Present each line of the entries below that holds the word "vedrørende".
[Start of RECORDS FOR PROCESSING]
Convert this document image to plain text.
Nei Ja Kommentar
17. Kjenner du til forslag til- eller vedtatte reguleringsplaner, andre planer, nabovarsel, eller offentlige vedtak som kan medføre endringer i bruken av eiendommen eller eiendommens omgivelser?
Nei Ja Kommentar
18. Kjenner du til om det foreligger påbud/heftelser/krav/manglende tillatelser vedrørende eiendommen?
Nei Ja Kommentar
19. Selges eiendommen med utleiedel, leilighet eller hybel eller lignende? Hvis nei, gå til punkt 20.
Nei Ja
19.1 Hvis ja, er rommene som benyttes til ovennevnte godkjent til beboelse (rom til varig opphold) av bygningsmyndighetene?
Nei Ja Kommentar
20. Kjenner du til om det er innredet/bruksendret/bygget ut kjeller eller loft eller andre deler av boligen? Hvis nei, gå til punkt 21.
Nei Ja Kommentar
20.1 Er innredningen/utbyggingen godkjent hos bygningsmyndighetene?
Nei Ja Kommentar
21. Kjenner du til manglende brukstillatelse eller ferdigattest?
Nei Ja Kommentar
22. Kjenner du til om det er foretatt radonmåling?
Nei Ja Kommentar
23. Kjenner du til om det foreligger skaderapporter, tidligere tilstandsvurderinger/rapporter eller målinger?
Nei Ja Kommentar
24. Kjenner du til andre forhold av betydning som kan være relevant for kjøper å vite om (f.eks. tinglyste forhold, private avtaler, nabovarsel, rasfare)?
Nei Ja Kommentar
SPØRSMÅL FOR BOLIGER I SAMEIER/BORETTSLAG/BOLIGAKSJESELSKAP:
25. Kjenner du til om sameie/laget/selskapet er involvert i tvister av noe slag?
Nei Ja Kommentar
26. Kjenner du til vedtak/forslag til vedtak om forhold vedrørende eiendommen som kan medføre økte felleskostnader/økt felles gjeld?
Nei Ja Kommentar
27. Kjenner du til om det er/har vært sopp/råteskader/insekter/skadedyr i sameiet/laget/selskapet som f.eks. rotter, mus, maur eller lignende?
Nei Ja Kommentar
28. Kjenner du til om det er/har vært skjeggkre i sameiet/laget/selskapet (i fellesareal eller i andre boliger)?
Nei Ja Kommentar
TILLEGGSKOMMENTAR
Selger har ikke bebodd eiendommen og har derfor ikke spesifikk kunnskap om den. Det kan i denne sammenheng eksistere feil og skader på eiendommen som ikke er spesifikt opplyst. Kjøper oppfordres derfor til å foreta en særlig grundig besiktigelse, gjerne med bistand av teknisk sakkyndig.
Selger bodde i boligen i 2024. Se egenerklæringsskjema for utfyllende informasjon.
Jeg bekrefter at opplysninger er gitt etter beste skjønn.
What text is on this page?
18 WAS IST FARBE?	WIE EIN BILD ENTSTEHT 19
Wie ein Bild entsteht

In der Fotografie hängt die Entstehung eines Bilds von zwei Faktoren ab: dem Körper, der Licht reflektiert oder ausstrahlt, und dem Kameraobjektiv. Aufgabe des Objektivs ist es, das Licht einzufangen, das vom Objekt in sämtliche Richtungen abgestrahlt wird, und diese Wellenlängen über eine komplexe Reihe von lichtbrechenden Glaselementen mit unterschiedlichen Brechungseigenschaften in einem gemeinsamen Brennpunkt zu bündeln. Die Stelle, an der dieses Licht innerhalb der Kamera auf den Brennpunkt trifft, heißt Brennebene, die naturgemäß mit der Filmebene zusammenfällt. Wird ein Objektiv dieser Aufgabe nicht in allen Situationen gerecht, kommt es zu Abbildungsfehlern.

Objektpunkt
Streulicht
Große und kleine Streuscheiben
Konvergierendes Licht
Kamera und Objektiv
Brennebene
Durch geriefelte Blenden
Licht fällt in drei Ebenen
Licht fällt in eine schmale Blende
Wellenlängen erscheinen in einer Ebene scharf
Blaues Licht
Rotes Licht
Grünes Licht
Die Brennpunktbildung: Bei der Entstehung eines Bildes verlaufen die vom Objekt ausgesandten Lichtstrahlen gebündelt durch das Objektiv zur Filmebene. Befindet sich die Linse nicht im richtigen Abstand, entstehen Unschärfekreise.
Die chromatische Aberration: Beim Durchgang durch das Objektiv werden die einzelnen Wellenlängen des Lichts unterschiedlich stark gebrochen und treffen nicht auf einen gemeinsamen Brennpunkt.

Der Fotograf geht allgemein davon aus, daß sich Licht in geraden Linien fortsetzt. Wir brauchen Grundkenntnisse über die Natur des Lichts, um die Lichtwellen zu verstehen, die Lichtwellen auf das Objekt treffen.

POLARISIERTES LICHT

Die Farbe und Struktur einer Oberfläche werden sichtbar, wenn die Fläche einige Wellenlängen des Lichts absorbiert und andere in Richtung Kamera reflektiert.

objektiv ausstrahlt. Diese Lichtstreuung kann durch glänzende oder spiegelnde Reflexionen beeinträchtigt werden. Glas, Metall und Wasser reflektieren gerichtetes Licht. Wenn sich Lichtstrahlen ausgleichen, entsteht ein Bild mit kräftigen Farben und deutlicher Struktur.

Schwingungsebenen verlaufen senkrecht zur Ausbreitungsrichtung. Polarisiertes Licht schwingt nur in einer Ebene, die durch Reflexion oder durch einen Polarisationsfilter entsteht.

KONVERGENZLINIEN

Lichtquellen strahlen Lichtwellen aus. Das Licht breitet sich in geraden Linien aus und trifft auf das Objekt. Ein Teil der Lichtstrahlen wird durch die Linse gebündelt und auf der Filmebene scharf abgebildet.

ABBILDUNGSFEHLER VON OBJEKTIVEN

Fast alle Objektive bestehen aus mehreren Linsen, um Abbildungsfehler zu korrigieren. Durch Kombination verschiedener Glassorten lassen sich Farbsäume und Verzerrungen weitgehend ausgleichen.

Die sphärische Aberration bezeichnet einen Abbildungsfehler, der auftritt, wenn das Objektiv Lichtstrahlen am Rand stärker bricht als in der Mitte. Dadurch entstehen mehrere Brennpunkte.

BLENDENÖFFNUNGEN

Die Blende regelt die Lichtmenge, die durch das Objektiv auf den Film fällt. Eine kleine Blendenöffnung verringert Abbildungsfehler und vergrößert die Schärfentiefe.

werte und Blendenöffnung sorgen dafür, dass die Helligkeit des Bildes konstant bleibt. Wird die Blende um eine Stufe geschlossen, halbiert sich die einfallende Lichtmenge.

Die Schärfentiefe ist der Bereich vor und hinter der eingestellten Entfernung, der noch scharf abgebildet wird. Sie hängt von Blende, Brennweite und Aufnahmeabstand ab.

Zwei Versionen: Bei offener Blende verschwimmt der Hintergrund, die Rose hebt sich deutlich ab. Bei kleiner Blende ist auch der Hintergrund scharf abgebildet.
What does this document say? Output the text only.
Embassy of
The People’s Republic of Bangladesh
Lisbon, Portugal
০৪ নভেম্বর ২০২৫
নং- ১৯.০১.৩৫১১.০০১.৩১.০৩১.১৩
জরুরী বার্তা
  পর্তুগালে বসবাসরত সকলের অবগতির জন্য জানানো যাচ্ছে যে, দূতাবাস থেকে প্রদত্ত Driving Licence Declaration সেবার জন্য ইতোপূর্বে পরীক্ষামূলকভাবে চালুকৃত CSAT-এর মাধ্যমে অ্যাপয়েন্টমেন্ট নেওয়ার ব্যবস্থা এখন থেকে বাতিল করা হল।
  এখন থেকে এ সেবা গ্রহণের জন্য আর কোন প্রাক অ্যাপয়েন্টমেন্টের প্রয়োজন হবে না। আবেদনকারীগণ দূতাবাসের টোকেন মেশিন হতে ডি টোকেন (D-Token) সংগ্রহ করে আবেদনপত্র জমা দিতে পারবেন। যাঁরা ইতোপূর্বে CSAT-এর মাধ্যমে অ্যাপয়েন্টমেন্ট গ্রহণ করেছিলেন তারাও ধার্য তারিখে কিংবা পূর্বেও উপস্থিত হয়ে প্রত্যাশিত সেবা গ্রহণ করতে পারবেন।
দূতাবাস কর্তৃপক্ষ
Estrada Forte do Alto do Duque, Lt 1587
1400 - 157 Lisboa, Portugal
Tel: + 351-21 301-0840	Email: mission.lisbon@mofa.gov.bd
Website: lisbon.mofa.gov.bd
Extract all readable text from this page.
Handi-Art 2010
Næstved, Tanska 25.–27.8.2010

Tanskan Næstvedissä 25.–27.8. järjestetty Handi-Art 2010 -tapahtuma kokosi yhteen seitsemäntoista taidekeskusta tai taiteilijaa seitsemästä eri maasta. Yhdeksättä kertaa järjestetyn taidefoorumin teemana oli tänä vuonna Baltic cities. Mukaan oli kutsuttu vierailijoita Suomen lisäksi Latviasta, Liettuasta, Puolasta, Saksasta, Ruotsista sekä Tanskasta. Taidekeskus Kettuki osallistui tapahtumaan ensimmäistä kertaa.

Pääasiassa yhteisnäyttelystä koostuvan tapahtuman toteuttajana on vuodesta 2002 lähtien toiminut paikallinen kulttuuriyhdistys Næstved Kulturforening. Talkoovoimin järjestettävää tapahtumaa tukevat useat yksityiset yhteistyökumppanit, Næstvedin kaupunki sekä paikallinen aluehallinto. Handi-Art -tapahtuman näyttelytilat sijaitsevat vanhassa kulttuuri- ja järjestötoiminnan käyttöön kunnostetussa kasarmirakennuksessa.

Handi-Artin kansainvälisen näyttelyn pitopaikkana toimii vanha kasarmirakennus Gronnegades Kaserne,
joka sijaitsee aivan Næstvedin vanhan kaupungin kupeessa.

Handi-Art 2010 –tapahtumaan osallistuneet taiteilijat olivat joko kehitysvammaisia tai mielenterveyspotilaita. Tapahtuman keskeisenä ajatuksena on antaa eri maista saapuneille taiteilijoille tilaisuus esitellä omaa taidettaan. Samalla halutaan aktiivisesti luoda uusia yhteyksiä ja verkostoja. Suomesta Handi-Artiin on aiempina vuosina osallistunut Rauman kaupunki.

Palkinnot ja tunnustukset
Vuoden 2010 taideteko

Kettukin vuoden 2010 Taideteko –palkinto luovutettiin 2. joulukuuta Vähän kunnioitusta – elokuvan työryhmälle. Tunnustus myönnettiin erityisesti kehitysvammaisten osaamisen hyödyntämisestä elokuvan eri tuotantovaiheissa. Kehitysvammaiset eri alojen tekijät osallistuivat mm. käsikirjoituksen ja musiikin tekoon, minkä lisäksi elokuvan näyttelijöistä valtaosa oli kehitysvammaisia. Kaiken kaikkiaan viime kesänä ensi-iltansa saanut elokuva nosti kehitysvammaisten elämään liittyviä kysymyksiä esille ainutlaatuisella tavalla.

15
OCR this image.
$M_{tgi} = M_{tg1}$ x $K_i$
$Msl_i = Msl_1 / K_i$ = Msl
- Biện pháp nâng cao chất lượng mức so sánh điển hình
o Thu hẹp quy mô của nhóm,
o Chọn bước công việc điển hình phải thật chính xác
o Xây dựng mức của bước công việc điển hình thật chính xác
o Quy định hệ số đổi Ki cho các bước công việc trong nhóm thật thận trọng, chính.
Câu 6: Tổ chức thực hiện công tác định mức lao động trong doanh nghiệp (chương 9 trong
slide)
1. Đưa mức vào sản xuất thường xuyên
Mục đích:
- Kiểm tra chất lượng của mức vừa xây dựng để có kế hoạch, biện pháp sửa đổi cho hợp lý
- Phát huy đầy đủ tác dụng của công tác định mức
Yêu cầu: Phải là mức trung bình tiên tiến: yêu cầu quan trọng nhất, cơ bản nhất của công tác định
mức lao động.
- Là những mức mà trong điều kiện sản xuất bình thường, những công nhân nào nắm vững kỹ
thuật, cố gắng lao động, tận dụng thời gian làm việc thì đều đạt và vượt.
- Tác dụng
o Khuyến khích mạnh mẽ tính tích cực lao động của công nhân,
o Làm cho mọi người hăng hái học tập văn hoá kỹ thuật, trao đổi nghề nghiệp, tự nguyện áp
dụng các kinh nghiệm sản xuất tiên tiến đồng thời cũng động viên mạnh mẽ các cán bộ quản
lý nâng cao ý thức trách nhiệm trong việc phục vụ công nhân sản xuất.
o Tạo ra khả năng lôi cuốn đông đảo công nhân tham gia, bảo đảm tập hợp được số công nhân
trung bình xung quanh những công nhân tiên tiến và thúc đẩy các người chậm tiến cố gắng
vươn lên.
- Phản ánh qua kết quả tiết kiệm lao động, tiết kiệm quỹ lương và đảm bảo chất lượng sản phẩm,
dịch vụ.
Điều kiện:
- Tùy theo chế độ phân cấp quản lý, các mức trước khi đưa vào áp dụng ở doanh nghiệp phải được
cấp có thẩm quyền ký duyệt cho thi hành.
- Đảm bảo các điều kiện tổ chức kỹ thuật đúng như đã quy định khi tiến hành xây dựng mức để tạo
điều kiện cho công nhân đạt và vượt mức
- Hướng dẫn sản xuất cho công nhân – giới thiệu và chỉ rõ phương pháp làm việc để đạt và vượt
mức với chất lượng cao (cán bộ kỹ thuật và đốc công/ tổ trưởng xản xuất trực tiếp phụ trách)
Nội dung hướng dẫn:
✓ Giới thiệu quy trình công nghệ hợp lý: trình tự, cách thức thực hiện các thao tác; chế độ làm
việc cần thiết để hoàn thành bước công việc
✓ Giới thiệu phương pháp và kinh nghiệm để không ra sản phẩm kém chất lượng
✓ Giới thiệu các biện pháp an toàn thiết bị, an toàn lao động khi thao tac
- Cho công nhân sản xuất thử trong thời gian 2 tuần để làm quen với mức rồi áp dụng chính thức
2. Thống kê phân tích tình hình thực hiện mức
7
[End of RECORDS FOR PROCESSING]
**RESULT OF THE TASK:**
18. Kjenner du til om det foreligger påbud/heftelser/krav/manglende tillatelser vedrørende eiendommen?
26. Kjenner du til vedtak/forslag til vedtak om forhold vedrørende eiendommen som kan medføre økte felleskostnader/økt felles gjeld?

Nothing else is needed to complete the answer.